→ Short task
Wherever a line holds the word "عادی", copy that line out.

** Start **

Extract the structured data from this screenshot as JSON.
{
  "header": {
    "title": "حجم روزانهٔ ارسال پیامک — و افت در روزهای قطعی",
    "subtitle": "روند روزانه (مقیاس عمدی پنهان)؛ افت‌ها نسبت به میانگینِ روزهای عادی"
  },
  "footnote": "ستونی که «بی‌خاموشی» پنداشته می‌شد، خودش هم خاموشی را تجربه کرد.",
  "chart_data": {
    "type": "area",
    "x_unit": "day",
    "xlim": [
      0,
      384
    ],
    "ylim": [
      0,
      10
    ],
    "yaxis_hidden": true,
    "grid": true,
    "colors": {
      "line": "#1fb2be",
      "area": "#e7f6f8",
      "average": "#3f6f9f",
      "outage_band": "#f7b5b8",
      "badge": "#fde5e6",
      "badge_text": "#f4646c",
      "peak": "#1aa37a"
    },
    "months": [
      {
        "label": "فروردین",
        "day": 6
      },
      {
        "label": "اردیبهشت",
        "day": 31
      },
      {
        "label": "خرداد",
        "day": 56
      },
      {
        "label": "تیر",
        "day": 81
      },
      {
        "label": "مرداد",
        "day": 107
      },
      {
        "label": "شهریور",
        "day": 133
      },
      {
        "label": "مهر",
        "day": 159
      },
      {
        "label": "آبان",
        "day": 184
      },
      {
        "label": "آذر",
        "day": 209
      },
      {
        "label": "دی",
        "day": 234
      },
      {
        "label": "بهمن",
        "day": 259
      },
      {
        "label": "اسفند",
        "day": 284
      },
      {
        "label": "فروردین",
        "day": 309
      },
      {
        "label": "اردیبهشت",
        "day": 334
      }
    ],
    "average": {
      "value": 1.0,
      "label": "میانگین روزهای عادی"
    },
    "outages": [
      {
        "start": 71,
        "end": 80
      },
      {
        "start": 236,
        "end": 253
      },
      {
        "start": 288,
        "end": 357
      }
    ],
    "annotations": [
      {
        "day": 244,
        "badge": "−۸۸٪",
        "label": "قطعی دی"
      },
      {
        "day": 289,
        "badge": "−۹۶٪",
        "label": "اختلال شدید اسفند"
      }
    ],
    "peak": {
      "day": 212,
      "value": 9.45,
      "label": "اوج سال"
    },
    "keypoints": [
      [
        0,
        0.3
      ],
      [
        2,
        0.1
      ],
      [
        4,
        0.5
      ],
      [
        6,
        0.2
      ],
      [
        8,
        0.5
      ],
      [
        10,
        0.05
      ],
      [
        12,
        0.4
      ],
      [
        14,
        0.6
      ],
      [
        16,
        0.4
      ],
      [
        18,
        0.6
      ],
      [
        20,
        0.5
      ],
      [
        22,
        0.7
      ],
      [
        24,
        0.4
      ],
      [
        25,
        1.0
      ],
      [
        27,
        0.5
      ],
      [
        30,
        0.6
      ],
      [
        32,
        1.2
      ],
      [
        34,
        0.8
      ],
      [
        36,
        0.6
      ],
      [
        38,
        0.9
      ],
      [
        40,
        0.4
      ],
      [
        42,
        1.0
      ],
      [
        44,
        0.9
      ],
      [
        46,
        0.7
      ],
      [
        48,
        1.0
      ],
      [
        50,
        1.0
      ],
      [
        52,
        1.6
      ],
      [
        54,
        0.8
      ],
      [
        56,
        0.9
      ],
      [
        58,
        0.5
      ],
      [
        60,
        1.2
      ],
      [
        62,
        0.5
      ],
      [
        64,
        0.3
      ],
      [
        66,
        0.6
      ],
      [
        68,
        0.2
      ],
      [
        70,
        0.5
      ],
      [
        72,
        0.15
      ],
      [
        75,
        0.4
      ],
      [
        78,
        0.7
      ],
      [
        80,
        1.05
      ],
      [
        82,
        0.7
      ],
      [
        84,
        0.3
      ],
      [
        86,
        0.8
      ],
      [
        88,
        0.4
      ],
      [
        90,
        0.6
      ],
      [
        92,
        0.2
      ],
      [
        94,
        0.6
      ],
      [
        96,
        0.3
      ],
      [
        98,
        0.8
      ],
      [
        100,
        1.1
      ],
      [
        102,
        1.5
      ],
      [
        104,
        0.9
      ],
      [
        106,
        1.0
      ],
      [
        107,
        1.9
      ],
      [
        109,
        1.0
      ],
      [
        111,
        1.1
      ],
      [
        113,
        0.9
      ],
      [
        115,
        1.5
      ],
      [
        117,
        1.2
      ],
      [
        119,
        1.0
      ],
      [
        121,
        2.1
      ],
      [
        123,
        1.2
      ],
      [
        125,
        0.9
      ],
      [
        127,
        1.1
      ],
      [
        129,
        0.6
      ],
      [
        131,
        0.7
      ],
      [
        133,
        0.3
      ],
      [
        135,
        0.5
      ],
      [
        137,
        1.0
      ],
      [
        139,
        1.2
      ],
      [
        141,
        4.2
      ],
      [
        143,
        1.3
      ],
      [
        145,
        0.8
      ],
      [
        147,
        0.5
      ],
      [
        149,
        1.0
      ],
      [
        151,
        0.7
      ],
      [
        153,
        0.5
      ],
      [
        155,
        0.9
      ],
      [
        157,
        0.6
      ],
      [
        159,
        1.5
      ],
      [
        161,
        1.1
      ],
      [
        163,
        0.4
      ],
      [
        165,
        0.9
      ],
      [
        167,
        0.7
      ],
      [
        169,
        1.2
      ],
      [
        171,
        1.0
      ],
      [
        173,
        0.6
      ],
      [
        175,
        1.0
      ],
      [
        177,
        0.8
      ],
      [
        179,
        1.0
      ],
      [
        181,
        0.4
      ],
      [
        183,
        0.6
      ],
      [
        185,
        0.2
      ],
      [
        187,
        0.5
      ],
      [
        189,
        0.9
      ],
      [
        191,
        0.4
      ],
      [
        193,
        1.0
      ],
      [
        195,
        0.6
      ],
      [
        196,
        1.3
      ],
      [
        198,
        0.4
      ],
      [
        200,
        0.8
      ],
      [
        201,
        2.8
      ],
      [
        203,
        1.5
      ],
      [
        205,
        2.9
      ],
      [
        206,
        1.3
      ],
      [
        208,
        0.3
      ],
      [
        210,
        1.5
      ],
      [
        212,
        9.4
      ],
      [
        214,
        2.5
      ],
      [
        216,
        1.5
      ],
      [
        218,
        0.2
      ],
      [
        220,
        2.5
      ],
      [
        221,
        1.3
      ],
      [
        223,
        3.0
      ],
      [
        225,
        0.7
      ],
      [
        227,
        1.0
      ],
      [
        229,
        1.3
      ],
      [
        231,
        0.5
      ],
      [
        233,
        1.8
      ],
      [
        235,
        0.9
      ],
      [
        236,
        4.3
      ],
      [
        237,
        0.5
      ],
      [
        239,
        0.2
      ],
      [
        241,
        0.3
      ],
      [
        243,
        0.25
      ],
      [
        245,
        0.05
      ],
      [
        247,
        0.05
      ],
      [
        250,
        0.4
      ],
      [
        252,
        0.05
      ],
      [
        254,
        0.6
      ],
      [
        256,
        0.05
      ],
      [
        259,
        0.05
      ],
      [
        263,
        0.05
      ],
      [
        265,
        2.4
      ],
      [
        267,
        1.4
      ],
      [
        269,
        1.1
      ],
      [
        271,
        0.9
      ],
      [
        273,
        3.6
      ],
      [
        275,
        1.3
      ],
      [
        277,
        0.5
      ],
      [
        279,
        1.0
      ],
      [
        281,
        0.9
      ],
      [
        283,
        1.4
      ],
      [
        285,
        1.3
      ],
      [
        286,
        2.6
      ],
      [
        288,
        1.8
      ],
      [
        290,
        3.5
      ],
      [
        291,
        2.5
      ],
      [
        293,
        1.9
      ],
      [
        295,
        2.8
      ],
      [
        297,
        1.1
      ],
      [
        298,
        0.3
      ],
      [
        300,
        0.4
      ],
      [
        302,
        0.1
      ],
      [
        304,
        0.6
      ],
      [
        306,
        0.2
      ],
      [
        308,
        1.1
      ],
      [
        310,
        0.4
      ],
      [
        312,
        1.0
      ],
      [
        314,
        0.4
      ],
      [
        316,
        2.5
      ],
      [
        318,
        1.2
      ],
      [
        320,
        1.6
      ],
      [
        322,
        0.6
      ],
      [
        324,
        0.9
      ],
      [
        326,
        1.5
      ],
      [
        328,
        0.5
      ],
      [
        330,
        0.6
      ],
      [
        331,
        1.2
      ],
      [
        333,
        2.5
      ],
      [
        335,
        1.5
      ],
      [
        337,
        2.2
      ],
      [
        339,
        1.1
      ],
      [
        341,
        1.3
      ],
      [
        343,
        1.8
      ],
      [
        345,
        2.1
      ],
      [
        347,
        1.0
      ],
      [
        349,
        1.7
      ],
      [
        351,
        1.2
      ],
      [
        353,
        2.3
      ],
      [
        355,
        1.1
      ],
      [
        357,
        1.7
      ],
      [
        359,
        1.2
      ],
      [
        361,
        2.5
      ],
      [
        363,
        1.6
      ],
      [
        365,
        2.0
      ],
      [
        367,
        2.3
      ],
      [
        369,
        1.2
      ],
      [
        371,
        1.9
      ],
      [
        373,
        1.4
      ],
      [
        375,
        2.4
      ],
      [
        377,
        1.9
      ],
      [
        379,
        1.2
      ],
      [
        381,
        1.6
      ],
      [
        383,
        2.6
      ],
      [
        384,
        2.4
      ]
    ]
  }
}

** End **

→ Written solution
    "subtitle": "روند روزانه (مقیاس عمدی پنهان)؛ افت‌ها نسبت به میانگینِ روزهای عادی"
      "label": "میانگین روزهای عادی"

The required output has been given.